__Your instructions__: In the Simois description, by what percentage does Simois reduce average latency compared to existing stream join systems?

__Provided text__:
* * *

Simois

Simois is a scalable distributed stream join system, which supports efficient join operations in two streams with highly skewed data distribution. Simois can support the completeness of the join results, and greatly outperforms the existing stream join systems in terms of system throughput and the average processing latency. Experiment results show that Simois improves the system throughput significantly by 52% and reduces the average latency by 37%, compared to existing stream join systems.

Introduction

Recently, more and more applications raise the demand of processing and analyzing the streaming data in real-time. Stream joining is one of the most basic and important operation to extract valuable information from multiple data streams. Processing joining on data streams is much more challenging than performing traditional join operation on databases. Firstly, stream joining needs to ensure the completeness of the join results, that means each pair of tuples from two streams should be matched exactly once, while the two streams are continuous and unbounded. Secondly, stream joining always needs to be processed in-memory to avoid frequently disk I/O. However, memory is always limited but the data are continuous. Thirdly, stream join applications usually need to report results in near real-time style, thus, performing efficient stream joining requires high throughput and low latency processing systems.

To support continuous stream joining, much effort has been done based on different parallel or distributed designs. Due to the limitation of memory capacity, a parallel stream join system commonly processes the stream join with a limited sliding window. Such designs actually significantly sacrifice the completeness of the results of stream join to achieve feasibility of the designs. Different from parallel systems, distributed join systems can support near full history join operations.

Recently, Lin et al. propose a scalable distributed stream join system called BiStream (http://www.comp.nus.edu.sg/~linqian/bistream). BiStream depends on a novel stream joining model, which separates all the processing units for join operation into two symmetry sets and organizes them into a bipartite graph architecture. A key problem in BiStream is how to rationally partition tuples among different join units. BiStream introduces two partitioning strategies including random partitioning and hash partitioning.

Random partitioning strategy partitions tuples of one stream to a random processing unit for storing, while the tuple of the other stream is broadcast to all the processing units for joining. Such a strategy in fact compares every two tuples in different streams regardless of the content of the tuples. Therefore, it incurs a large amount of unnecessary join operations, resulting in high latency and low throughput, especially for equi-joins. Hash partitioning strategy is a straightforward strategy for equi-joins. This strategy stores the tuples associated with a specific key in one stream to a specified processing unit using hashing. The tuples with the same key in the other stream will be hashed to the same unit for joining. However, such a strategy suffers from the load imbalance problem due to the skewed distribution of the keys, which is common in real world data. Thus, the processing units assigned the top heavy load become stragglers in the system and make the system inefficient.

* * *

__Material supplied__:
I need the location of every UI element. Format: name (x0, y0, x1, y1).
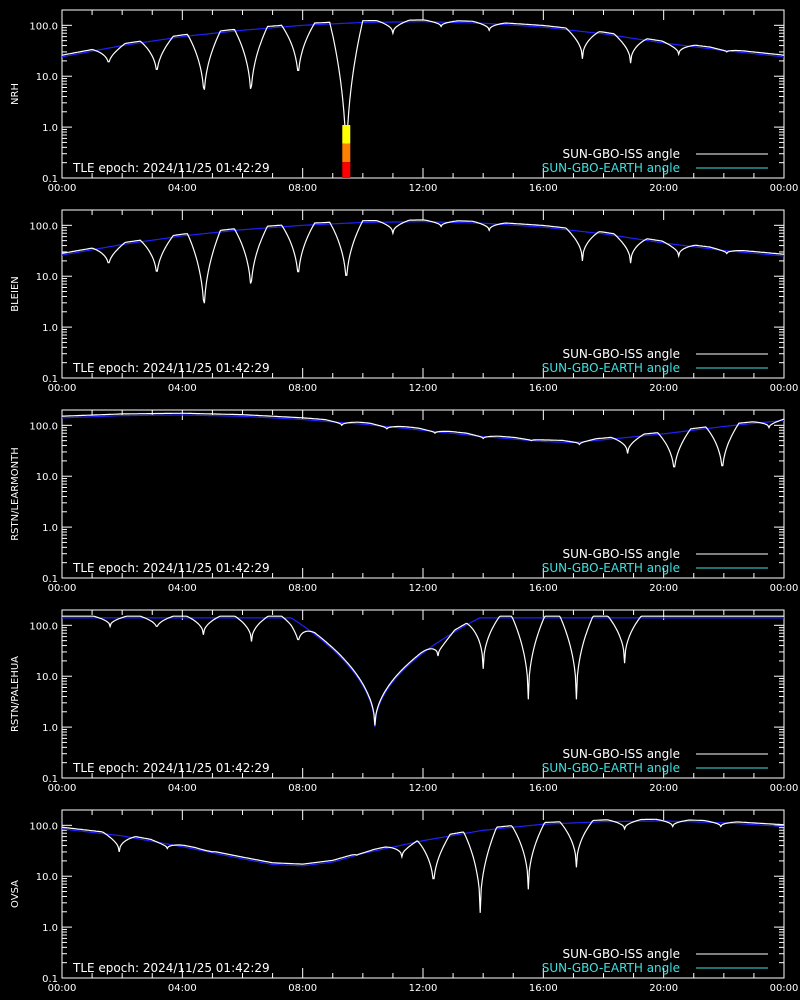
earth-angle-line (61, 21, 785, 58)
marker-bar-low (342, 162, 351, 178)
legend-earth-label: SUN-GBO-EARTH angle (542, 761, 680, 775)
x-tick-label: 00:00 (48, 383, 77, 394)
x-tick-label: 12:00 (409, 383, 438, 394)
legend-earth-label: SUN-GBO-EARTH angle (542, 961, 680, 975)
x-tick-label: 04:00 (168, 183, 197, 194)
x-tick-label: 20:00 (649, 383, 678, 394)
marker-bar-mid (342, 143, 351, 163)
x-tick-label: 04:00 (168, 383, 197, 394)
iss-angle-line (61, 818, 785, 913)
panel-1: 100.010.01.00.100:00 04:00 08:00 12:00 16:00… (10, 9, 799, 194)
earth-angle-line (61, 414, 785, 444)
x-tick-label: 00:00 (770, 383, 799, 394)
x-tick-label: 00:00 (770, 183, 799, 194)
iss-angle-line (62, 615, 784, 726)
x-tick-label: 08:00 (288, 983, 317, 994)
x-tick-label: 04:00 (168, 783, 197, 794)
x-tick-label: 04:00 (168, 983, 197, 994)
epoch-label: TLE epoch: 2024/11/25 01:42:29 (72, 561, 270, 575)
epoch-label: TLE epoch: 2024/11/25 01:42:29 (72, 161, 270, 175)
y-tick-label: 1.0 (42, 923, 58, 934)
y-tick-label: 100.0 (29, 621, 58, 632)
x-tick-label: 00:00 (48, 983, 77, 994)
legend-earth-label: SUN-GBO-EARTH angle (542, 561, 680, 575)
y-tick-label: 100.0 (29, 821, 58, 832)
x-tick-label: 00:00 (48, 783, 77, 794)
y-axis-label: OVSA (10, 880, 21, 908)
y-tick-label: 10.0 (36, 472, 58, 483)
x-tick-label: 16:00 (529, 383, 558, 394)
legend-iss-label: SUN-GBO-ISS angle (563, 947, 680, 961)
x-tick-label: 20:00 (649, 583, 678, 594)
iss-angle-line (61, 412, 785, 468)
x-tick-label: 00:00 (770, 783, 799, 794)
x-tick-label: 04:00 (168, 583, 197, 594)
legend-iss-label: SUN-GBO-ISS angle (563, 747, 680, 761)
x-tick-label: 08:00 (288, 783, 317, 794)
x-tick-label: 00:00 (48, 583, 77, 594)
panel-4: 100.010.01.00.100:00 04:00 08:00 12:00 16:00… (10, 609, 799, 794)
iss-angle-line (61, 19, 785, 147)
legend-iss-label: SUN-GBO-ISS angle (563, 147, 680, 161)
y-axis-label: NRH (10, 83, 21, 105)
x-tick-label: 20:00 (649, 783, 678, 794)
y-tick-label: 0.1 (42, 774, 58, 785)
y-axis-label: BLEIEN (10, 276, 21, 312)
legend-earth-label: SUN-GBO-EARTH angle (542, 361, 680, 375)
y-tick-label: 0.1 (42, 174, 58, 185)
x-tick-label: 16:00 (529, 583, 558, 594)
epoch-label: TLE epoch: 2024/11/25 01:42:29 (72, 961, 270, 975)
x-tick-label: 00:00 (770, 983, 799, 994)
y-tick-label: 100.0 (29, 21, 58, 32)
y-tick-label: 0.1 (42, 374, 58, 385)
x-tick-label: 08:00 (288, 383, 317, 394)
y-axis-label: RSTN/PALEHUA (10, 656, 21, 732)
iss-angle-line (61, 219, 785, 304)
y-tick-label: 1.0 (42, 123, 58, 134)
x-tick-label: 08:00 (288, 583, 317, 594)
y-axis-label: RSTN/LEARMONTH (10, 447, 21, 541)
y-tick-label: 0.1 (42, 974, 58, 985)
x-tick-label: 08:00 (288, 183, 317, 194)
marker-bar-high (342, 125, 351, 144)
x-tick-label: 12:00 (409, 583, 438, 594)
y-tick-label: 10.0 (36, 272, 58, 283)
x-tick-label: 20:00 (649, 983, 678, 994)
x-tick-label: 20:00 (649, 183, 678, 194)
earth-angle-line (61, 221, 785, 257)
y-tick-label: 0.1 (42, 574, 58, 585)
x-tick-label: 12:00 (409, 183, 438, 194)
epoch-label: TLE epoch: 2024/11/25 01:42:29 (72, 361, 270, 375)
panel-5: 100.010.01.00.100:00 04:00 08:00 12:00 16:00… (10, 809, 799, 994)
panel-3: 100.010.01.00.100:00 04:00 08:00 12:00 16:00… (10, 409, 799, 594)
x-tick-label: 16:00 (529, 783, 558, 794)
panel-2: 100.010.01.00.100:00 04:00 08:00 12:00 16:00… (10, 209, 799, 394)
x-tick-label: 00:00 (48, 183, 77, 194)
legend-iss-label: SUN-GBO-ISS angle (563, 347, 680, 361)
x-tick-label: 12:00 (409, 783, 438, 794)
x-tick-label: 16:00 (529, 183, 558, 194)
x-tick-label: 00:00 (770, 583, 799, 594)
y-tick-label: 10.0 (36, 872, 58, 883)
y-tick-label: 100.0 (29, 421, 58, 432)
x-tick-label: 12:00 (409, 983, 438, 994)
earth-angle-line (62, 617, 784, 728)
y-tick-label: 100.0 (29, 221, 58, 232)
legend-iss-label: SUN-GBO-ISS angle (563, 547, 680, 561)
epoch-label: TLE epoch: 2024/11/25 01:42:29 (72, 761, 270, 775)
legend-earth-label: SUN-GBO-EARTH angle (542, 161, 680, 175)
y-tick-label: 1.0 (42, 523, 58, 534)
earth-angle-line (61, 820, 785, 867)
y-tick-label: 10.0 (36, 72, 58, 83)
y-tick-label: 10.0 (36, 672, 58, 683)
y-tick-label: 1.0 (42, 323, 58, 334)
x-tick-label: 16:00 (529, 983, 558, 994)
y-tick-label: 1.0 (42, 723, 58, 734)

* * *

__Task answer__: By 37%.